### [Data listing]
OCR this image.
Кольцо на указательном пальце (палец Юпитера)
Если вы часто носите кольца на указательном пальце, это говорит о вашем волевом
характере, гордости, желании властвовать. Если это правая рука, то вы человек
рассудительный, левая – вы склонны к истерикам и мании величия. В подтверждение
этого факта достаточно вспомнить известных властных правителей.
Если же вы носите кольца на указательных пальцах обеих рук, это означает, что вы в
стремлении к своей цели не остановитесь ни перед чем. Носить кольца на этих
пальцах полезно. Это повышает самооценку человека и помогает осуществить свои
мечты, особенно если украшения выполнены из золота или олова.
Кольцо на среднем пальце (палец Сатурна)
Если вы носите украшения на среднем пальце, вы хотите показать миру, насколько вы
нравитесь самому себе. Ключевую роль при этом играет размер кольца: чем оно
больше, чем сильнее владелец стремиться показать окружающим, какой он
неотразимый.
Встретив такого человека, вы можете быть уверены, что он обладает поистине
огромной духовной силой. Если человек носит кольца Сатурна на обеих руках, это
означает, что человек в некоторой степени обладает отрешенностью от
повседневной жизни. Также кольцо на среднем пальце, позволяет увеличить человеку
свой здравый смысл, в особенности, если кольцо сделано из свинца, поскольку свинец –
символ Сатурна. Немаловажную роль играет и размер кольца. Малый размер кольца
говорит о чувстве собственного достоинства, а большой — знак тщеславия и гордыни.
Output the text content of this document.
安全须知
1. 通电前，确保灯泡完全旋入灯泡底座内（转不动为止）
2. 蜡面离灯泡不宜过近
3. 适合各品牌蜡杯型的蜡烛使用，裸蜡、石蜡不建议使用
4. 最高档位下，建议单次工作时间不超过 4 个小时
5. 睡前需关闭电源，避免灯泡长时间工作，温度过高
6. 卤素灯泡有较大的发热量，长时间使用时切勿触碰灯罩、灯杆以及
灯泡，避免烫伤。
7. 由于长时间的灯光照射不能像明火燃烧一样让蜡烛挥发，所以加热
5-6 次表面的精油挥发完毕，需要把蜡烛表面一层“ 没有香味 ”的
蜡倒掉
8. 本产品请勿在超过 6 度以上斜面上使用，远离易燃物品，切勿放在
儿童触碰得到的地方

### [Aim of the exercise]
Repeat each of the entries above precisely as given.

### [Full output]
OCR this image.
Кольцо на указательном пальце (палец Юпитера)
Если вы часто носите кольца на указательном пальце, это говорит о вашем волевом
характере, гордости, желании властвовать. Если это правая рука, то вы человек
рассудительный, левая – вы склонны к истерикам и мании величия. В подтверждение
этого факта достаточно вспомнить известных властных правителей.
Если же вы носите кольца на указательных пальцах обеих рук, это означает, что вы в
стремлении к своей цели не остановитесь ни перед чем. Носить кольца на этих
пальцах полезно. Это повышает самооценку человека и помогает осуществить свои
мечты, особенно если украшения выполнены из золота или олова.
Кольцо на среднем пальце (палец Сатурна)
Если вы носите украшения на среднем пальце, вы хотите показать миру, насколько вы
нравитесь самому себе. Ключевую роль при этом играет размер кольца: чем оно
больше, чем сильнее владелец стремиться показать окружающим, какой он
неотразимый.
Встретив такого человека, вы можете быть уверены, что он обладает поистине
огромной духовной силой. Если человек носит кольца Сатурна на обеих руках, это
означает, что человек в некоторой степени обладает отрешенностью от
повседневной жизни. Также кольцо на среднем пальце, позволяет увеличить человеку
свой здравый смысл, в особенности, если кольцо сделано из свинца, поскольку свинец –
символ Сатурна. Немаловажную роль играет и размер кольца. Малый размер кольца
говорит о чувстве собственного достоинства, а большой — знак тщеславия и гордыни.
Output the text content of this document.
安全须知
1. 通电前，确保灯泡完全旋入灯泡底座内（转不动为止）
2. 蜡面离灯泡不宜过近
3. 适合各品牌蜡杯型的蜡烛使用，裸蜡、石蜡不建议使用
4. 最高档位下，建议单次工作时间不超过 4 个小时
5. 睡前需关闭电源，避免灯泡长时间工作，温度过高
6. 卤素灯泡有较大的发热量，长时间使用时切勿触碰灯罩、灯杆以及
灯泡，避免烫伤。
7. 由于长时间的灯光照射不能像明火燃烧一样让蜡烛挥发，所以加热
5-6 次表面的精油挥发完毕，需要把蜡烛表面一层“ 没有香味 ”的
蜡倒掉
8. 本产品请勿在超过 6 度以上斜面上使用，远离易燃物品，切勿放在
儿童触碰得到的地方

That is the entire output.